**Dokumen Sumber:**
Membangun hubungan dan komunikasi yang erat dan akrab dengan ananda tercinta, adalah prioritasku, apalagi mengingat hubungan kami terpisah terhubung oleh rentang jarak yang tidak menentu. Terkadang aku di rumah bersamanya, terkadang aku malah harus terbang ke berbagai pelosok untuk waktu tertentu. Kuupayakan
agar aku mampu menjadi orang pertama yang dipercaya Intan untuk tempat
pencurahan hati dan pikirannya. Aku ingin dia curhat ke aku pertama kali, sebelum ke teman lainnya.
Karena sebagai orang tua, tentu kita akan mencari solusi sebisa mungkin akan
problema yang dihadapi sang anak. Sementara jika curhatan tadi mendarat di
teman mainnya, belum tentu nasehat atau solusi terbaik yang akan diberikan,
bisa saja justru terkadang malah menjerumuskan karena keterbatasan wawasan dan
pengalaman dalam menghadapi pahit getir kehidupan.
Berjalan
bersama adalah hal yang kerap kali kami lakukan. Hang out di café sambil ngenet
berdua. Shopping berdua atau hanya sekedar makan jagung bakar di pantai
Uleelheu sembari menyambut sang senja muncul dari kaki langit. Indah dan
sungguh meneduhkan hati.

**Tugas Latihan:** Dalam teks tentang kedekatan orang tua dengan anak, di pantai mana penulis dan anaknya makan jagung bakar sambil menyambut senja? Catatan data tidak berhubungan dengan teks di atas.

**Catatan Data:**

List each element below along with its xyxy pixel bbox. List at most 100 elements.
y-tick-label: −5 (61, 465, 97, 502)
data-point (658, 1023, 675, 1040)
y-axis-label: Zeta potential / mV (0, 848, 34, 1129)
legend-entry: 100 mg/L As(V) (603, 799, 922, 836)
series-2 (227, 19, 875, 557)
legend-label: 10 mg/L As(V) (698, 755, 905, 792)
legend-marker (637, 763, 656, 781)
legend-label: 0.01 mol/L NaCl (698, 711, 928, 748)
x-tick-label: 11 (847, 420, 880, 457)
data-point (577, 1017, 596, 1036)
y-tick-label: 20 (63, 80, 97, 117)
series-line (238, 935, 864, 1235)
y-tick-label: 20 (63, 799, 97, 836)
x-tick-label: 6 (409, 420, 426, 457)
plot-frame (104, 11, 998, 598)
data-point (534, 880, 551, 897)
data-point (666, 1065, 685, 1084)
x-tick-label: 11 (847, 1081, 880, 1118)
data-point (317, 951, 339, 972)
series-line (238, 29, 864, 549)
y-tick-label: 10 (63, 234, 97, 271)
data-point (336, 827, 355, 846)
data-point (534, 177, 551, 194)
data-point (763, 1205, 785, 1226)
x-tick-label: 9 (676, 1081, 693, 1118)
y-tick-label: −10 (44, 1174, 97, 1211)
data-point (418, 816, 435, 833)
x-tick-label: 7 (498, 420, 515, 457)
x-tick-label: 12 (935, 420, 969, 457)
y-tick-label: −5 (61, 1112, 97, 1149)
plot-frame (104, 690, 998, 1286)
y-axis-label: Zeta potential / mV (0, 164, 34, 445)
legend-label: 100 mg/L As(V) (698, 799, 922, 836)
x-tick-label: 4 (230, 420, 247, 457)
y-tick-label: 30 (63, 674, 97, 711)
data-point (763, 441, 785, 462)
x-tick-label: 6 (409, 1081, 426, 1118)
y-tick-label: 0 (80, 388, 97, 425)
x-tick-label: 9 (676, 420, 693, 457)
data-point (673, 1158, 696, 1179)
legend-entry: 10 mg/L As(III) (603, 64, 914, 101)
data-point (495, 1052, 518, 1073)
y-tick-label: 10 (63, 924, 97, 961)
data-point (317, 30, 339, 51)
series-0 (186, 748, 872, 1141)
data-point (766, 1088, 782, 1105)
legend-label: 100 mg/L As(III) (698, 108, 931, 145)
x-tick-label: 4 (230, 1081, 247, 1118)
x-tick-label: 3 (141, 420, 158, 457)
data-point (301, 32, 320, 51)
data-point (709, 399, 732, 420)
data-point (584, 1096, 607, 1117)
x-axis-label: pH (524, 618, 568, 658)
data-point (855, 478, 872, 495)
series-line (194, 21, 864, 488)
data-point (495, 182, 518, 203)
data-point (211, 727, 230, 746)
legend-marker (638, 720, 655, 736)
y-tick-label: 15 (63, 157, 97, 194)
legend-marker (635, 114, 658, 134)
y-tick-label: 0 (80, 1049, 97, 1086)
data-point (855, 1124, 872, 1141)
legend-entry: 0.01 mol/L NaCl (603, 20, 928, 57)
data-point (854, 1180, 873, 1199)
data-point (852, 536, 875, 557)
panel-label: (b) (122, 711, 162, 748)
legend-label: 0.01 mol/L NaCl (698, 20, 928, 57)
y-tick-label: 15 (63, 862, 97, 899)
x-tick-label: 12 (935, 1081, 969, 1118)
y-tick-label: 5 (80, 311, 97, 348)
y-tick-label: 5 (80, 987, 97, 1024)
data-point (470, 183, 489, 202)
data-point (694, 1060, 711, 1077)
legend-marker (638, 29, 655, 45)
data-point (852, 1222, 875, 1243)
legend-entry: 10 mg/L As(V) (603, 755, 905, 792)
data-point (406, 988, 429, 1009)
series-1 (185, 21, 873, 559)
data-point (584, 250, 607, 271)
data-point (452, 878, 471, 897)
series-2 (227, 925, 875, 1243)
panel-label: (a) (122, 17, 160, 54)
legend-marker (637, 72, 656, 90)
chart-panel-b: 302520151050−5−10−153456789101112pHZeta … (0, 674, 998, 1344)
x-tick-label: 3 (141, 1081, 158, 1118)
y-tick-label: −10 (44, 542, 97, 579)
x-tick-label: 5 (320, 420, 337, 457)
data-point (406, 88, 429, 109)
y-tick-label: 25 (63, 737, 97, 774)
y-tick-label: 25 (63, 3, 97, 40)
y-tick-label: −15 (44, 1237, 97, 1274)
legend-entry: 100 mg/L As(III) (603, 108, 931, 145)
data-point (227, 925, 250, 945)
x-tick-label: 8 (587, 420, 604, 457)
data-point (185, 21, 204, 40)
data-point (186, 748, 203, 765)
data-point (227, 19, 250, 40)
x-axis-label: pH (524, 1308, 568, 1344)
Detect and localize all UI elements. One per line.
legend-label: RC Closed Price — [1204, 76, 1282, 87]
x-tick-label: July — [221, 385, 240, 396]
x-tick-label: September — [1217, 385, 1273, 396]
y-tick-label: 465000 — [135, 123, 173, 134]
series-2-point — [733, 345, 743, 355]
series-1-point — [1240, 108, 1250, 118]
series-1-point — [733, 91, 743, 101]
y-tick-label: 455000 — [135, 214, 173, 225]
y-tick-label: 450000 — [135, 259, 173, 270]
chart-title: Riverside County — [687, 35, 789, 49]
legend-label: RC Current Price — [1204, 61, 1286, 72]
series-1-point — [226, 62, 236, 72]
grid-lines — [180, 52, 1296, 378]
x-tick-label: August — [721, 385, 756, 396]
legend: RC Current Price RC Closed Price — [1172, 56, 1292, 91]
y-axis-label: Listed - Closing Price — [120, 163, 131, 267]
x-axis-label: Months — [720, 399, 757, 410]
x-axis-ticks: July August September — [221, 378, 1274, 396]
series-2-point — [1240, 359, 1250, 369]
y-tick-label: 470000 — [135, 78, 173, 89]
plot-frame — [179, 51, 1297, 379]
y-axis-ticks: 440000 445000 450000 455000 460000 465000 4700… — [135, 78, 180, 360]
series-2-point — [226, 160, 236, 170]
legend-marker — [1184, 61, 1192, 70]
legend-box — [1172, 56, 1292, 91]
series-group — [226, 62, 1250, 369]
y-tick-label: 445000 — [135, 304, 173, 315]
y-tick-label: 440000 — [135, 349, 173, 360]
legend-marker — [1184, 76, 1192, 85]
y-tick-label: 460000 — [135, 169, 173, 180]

**Hasil Latihan:** Di pantai Uleelheu.